> Selected extract
# Central Machinery Tile/Wet saw



## a1Jim (Aug 9, 2008)

Thanks for the Review AJ
your a man of many talents.


----------



## lumberjoe (Mar 30, 2012)

Any wet saw of a similar design (blade bath) is going to throw water at you, that is how they work. As with any saw, you should always use the safety equipment. Unless you are going to get A LOT of use out of a tile saw, this should be a rental item. You can rent a really nice one for a lot less than buying a cheap one. If you only have one room to do, it makes sense.

With that said, let's see some pictures of the tile job!!


----------



## AJswoodshop (Mar 2, 2012)

Ok, Me and my Grampa are working on the bathroom. When Its done, I'll post some photos.

AJ


----------



## Kookaburra (Apr 23, 2012)

AJ-
I use a wet saw a lot as I am primarily a glass artist. And getting soaking wet is part of the process - as is a squeegee to the floor every once in awhile - even with floors designed for water run off. I sometimes wear a oilskin apron but it is bulky and hot, so more often I just get really wet.

The blade guard is there for protection, not water diversion. Don't work with out it. Or without safety glasses, even if they get really wet too. Tile or glass can cut through eye tissue as fast as anything. And, since you can't wear gloves, be prepared for nicks and small cuts on your hands from flying pieces. The water helps with that, but after a session at the wet saw, I always have a few spots of blood.

> Aim 1
Lay out the entries as a JSON list of strings, one string per line and with blank lines left out, from the first line of the entries through the line containing "392, 107, 402]", both included.
> Aim 2
Carry on the wet saw thread from its final sentence.
The wet saw thread and the entries have nothing to do with each other.

> Input records
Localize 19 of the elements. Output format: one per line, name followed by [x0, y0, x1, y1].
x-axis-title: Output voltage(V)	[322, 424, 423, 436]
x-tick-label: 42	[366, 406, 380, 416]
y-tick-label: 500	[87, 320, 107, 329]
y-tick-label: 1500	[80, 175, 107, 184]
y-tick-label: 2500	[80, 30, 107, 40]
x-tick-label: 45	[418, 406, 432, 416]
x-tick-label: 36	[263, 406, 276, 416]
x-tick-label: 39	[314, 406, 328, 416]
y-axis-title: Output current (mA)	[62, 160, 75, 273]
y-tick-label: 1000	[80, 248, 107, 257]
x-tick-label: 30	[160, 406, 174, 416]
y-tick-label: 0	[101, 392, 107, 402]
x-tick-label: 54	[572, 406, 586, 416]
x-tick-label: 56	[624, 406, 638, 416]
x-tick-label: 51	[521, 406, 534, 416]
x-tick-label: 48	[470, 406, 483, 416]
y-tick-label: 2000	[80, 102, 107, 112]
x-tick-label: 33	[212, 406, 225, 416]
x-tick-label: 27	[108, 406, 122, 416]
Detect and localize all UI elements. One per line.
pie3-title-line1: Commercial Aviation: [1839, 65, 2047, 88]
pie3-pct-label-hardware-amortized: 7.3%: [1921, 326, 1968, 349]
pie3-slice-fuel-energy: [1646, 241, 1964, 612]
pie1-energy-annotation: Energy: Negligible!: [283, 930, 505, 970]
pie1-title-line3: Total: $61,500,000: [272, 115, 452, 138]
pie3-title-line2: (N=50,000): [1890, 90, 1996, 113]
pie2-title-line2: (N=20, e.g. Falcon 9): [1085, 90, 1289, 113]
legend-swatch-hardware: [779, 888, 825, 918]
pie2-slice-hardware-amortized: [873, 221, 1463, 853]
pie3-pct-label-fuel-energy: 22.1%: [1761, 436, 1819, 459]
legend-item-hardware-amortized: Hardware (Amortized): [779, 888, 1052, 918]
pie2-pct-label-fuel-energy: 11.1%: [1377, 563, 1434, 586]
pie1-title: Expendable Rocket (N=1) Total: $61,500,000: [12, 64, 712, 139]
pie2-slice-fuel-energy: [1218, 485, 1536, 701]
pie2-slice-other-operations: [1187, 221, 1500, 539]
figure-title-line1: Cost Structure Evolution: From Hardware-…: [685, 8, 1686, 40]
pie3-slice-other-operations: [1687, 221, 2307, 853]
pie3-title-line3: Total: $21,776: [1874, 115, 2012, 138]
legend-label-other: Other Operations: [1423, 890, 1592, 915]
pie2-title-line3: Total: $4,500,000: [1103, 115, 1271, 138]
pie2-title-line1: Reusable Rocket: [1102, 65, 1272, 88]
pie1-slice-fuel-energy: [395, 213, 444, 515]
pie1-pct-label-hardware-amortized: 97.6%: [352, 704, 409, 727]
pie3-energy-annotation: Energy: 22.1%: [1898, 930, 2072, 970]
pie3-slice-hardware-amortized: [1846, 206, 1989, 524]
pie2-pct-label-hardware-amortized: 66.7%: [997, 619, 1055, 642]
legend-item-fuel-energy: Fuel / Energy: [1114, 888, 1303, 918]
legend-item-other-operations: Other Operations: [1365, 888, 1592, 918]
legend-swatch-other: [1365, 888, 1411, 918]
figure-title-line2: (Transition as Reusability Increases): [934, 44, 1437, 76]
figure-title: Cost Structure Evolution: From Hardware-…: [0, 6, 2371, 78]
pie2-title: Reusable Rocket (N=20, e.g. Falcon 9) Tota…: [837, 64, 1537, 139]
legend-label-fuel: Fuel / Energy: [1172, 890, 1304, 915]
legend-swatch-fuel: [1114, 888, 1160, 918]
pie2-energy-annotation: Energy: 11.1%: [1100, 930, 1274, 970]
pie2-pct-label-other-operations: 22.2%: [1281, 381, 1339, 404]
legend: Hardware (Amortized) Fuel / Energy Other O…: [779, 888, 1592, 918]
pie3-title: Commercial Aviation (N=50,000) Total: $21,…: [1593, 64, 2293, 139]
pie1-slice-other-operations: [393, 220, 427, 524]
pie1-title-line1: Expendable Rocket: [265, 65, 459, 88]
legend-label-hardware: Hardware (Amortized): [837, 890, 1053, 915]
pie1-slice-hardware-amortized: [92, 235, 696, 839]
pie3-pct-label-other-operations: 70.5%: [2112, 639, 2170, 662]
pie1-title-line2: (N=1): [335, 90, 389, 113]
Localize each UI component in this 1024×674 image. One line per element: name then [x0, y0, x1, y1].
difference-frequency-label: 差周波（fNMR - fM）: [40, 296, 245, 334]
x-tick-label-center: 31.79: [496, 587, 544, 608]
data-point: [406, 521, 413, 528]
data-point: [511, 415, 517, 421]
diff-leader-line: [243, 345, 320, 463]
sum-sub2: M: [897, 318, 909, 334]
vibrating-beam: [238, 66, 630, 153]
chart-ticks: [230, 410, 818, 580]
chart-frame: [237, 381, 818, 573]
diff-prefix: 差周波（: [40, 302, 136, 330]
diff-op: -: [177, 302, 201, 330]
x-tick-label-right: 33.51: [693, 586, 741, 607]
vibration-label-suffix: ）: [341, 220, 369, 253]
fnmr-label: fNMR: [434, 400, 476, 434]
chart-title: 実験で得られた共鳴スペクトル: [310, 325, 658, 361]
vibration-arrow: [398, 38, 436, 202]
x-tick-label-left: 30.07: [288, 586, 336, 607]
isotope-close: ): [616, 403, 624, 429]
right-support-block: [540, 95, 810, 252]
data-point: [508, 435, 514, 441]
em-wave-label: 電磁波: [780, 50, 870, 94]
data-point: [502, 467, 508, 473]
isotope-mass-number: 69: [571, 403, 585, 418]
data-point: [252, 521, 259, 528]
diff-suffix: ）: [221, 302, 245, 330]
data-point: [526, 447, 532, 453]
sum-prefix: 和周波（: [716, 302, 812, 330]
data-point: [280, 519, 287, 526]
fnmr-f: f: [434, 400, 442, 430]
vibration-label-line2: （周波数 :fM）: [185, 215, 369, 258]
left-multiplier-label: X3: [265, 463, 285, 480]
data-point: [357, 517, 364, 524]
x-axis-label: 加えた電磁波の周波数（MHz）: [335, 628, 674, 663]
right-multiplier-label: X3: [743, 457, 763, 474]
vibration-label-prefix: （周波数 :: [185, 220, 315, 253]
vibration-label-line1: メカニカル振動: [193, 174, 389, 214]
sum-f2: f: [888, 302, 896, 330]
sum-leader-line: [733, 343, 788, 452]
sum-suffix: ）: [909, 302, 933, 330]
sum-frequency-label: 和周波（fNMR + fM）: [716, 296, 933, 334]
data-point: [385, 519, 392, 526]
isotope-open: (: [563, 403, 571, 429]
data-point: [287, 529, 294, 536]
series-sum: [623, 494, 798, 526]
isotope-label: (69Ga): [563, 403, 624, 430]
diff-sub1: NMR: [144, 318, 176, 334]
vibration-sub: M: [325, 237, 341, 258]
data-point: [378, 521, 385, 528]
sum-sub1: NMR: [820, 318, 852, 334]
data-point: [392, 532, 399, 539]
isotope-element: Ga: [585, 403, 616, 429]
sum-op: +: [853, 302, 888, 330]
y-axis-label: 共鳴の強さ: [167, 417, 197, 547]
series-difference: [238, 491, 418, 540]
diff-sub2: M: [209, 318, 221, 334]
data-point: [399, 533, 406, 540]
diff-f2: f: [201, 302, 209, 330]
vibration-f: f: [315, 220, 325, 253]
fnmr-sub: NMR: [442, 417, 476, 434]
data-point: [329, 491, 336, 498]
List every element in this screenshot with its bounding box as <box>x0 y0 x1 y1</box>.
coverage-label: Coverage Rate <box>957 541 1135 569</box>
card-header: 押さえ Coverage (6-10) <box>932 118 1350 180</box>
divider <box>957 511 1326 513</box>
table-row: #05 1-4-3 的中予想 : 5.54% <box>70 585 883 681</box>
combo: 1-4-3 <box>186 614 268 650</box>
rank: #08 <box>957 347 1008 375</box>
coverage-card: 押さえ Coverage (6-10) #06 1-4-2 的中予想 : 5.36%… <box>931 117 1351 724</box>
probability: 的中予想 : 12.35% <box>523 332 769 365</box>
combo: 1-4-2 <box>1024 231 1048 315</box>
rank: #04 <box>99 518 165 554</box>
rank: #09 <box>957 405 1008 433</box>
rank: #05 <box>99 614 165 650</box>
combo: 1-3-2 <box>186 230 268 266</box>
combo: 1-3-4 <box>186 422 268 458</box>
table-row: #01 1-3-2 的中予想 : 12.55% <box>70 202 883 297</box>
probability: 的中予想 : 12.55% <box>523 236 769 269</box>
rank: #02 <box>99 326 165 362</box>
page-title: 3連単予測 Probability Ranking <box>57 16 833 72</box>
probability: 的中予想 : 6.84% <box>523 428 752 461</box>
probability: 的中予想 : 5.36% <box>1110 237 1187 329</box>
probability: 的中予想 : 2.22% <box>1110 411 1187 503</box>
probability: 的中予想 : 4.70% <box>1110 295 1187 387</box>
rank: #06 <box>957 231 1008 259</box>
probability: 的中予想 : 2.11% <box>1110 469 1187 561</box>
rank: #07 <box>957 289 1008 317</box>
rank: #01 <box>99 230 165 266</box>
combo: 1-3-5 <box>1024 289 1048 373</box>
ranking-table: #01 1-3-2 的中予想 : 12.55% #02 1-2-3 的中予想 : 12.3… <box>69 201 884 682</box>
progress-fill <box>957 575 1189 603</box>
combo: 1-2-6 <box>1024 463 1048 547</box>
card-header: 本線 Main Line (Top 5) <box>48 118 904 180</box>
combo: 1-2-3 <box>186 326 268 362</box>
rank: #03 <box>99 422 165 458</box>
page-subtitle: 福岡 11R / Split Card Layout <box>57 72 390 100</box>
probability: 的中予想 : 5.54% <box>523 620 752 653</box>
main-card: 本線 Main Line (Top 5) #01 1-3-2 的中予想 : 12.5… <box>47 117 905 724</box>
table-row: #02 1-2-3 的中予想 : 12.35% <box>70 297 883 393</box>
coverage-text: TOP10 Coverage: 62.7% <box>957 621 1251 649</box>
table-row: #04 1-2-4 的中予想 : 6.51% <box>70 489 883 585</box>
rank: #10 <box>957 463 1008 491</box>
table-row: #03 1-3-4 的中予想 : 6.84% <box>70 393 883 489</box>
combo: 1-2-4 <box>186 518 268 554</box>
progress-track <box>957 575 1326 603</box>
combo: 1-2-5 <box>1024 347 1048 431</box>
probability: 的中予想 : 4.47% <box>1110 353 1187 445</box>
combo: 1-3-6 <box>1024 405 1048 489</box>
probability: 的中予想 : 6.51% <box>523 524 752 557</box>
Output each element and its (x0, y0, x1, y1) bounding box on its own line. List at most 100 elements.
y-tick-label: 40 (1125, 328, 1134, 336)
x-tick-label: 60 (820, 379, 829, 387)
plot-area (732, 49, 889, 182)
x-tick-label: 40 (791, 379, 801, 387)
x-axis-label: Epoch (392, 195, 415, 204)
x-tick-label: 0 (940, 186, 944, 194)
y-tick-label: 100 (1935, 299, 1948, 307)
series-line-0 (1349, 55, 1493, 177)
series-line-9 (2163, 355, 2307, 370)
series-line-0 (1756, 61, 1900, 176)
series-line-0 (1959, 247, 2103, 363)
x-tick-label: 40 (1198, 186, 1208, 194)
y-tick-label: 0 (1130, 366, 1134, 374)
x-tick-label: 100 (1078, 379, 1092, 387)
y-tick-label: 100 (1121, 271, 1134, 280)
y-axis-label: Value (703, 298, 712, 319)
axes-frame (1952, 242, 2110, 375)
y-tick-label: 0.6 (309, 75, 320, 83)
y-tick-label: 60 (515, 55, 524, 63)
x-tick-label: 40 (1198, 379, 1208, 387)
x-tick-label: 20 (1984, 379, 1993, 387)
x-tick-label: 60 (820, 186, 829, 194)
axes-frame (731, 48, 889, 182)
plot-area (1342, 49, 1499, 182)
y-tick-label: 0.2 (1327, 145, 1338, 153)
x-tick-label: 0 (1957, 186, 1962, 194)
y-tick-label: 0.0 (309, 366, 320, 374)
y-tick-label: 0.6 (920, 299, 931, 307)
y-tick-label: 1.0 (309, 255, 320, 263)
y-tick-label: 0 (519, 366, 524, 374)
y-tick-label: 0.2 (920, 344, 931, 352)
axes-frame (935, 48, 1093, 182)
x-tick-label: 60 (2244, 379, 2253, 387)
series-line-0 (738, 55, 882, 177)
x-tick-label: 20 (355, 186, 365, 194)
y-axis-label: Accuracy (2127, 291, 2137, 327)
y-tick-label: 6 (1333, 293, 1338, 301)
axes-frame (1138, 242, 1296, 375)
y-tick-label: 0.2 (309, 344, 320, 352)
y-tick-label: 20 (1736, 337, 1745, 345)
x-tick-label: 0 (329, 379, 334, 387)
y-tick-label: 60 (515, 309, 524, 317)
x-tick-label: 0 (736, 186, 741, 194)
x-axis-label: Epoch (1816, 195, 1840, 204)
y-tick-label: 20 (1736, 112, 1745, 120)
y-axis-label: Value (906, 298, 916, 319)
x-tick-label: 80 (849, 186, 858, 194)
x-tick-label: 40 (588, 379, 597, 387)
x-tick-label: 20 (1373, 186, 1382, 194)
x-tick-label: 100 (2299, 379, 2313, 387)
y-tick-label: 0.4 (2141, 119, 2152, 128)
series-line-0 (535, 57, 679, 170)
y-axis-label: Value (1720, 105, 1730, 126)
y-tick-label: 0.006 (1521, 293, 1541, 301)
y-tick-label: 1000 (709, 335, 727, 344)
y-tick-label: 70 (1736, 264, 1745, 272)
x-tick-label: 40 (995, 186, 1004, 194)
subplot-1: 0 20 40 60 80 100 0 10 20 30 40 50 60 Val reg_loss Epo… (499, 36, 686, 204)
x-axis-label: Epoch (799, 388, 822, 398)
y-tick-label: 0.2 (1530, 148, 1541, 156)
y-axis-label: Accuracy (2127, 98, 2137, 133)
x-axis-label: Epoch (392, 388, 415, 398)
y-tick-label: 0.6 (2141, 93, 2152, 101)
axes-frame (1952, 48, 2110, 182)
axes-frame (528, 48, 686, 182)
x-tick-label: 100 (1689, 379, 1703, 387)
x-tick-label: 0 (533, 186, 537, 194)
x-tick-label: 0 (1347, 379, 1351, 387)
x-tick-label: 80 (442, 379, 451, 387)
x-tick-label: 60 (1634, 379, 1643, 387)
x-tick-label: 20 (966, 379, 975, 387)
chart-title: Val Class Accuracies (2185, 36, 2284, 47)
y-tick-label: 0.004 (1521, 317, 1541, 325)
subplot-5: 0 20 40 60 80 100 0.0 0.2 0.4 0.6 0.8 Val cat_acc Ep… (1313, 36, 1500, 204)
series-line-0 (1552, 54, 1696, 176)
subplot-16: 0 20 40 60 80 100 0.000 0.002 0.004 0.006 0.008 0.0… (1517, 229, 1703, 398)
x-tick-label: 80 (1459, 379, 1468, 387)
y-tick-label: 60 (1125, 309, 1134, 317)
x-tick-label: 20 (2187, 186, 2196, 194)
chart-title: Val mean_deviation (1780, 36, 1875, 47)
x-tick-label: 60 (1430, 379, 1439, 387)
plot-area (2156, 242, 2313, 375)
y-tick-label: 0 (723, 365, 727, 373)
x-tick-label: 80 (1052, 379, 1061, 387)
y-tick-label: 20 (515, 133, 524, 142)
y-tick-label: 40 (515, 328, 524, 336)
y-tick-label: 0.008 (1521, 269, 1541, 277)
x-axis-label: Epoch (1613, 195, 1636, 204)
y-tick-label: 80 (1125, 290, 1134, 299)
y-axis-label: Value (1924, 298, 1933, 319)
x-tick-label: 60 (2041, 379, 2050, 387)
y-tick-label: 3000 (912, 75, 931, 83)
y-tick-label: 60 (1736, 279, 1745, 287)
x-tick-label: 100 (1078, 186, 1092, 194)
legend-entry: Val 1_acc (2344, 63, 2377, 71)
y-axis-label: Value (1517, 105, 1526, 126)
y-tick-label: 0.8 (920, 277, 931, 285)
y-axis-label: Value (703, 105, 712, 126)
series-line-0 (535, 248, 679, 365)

> Written response 1
[
  "Localize 19 of the elements. Output format: one per line, name followed by [x0, y0, x1, y1].",
  "x-axis-title: Output voltage(V)\t[322, 424, 423, 436]",
  "x-tick-label: 42\t[366, 406, 380, 416]",
  "y-tick-label: 500\t[87, 320, 107, 329]",
  "y-tick-label: 1500\t[80, 175, 107, 184]",
  "y-tick-label: 2500\t[80, 30, 107, 40]",
  "x-tick-label: 45\t[418, 406, 432, 416]",
  "x-tick-label: 36\t[263, 406, 276, 416]",
  "x-tick-label: 39\t[314, 406, 328, 416]",
  "y-axis-title: Output current (mA)\t[62, 160, 75, 273]",
  "y-tick-label: 1000\t[80, 248, 107, 257]",
  "x-tick-label: 30\t[160, 406, 174, 416]",
  "y-tick-label: 0\t[101, 392, 107, 402]"
]

> Written response 2
I do not know the system you are reviewing, but I would say that lumberjoe has an excellent point - a good wet saw can make your whole job a lot easier and safer. If you are only doing one room, that wet saw is not going to get much use after this project.

But it sounds like you already got it - so be careful and show us pictures.


----------



## Jim Jakosh (Nov 24, 2009)

Hi AJ, Kay is right on about glass cutting!! Stay protected.
That HF machinery often needs some rebuilding/tweaking to make it run good but if you can do it, you'll make a nice useful tool out of it. I bought one of their dovetail fixtures and added a lot to it and now it is rock solid and very repeatable!

Good going, AJ!!!!!!!


----------



## AJswoodshop (Mar 2, 2012)

Thanks Jim! I have a PorterCable dovetail jig, it works good for me. I usually just use box joints, dovetails are nice joints though! The only problem with dovetails are they can crack, but I really don't use my dovetail jig that much anyway. But when you need to cut a dovetail, a dovetail jig is handy to have!
Thanks Jim!
AJ


----------



## TwangyOne (Apr 21, 2009)

I've got the same saw. Had it for over 2 years now and put down over 500 sq/ft of tile in my house. My biggest problem with it is the blade. It's got a 1" arbor that leaves you with only one option (at least that I've seen so far) as to what blade you can use… HF's. I've gone through about 5 blades now, and at $20-$25 each, I'm thinking my initial idea of saving money going with this model fell a bit off the mark. That being said, I'm very happy with the 3 rooms I've got tiled, and I am finally finished with ALL the flooring in the house so I should no longer have anymore porcelain-dust baths any longer.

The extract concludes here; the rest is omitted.